[Problem description] Transcribe each line of the records below exactly, excluding any embedded images.

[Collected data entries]
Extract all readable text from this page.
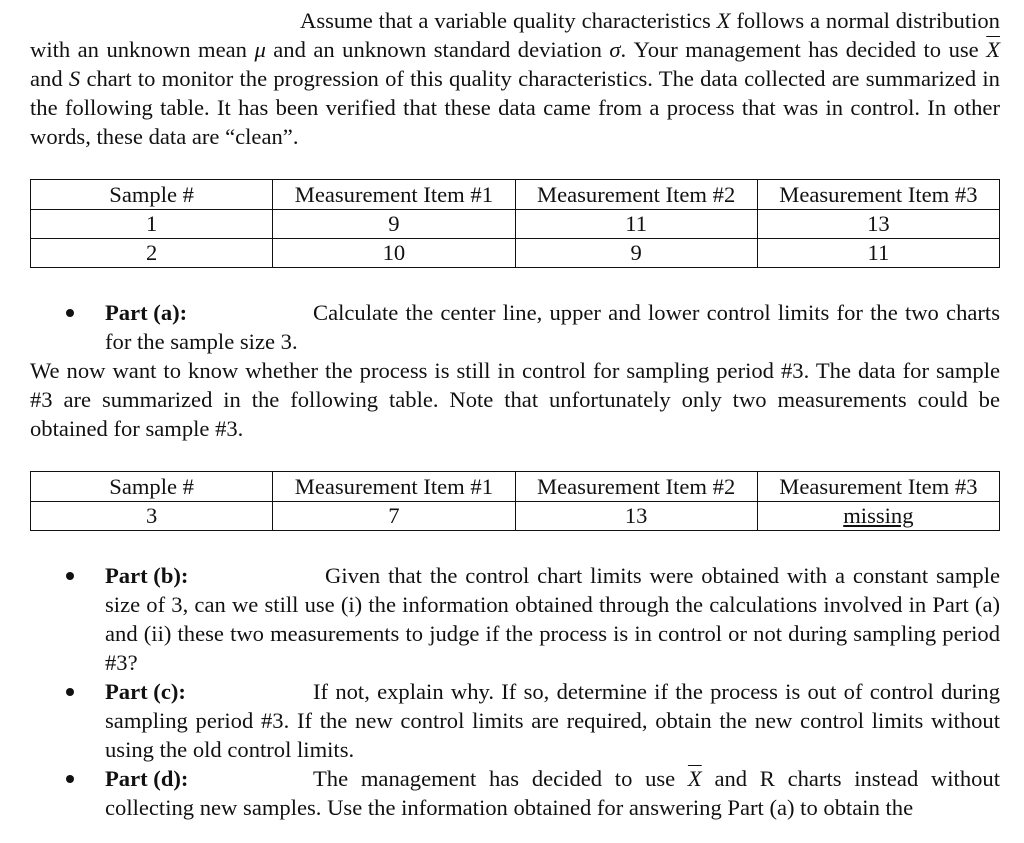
Assume that a variable quality characteristics X follows a normal distribution with an unknown mean μ and an unknown standard deviation σ. Your management has decided to use $\overline{X}$ and S chart to monitor the progression of this quality characteristics. The data collected are summarized in the following table. It has been verified that these data came from a process that was in control. In other words, these data are “clean”.

Sample #	Measurement Item #1	Measurement Item #2	Measurement Item #3
1	9	11	13
2	10	9	11
Part (a):	Calculate the center line, upper and lower control limits for the two charts for the sample size 3.

We now want to know whether the process is still in control for sampling period #3. The data for sample #3 are summarized in the following table. Note that unfortunately only two measurements could be obtained for sample #3.

Sample #	Measurement Item #1	Measurement Item #2	Measurement Item #3
3	7	13	missing
Part (b):	Given that the control chart limits were obtained with a constant sample size of 3, can we still use (i) the information obtained through the calculations involved in Part (a) and (ii) these two measurements to judge if the process is in control or not during sampling period #3?
Part (c):	If not, explain why. If so, determine if the process is out of control during sampling period #3. If the new control limits are required, obtain the new control limits without using the old control limits.
Part (d):	The management has decided to use $\overline{X}$ and R charts instead without collecting new samples. Use the information obtained for answering Part (a) to obtain the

[Answer for the task]
Extract all readable text from this page.
Assume that a variable quality characteristics X follows a normal distribution with an unknown mean μ and an unknown standard deviation σ. Your management has decided to use $\overline{X}$ and S chart to monitor the progression of this quality characteristics. The data collected are summarized in the following table. It has been verified that these data came from a process that was in control. In other words, these data are “clean”.

Sample #	Measurement Item #1	Measurement Item #2	Measurement Item #3
1	9	11	13
2	10	9	11
Part (a):	Calculate the center line, upper and lower control limits for the two charts for the sample size 3.

We now want to know whether the process is still in control for sampling period #3. The data for sample #3 are summarized in the following table. Note that unfortunately only two measurements could be obtained for sample #3.

Sample #	Measurement Item #1	Measurement Item #2	Measurement Item #3
3	7	13	missing
Part (b):	Given that the control chart limits were obtained with a constant sample size of 3, can we still use (i) the information obtained through the calculations involved in Part (a) and (ii) these two measurements to judge if the process is in control or not during sampling period #3?
Part (c):	If not, explain why. If so, determine if the process is out of control during sampling period #3. If the new control limits are required, obtain the new control limits without using the old control limits.
Part (d):	The management has decided to use $\overline{X}$ and R charts instead without collecting new samples. Use the information obtained for answering Part (a) to obtain the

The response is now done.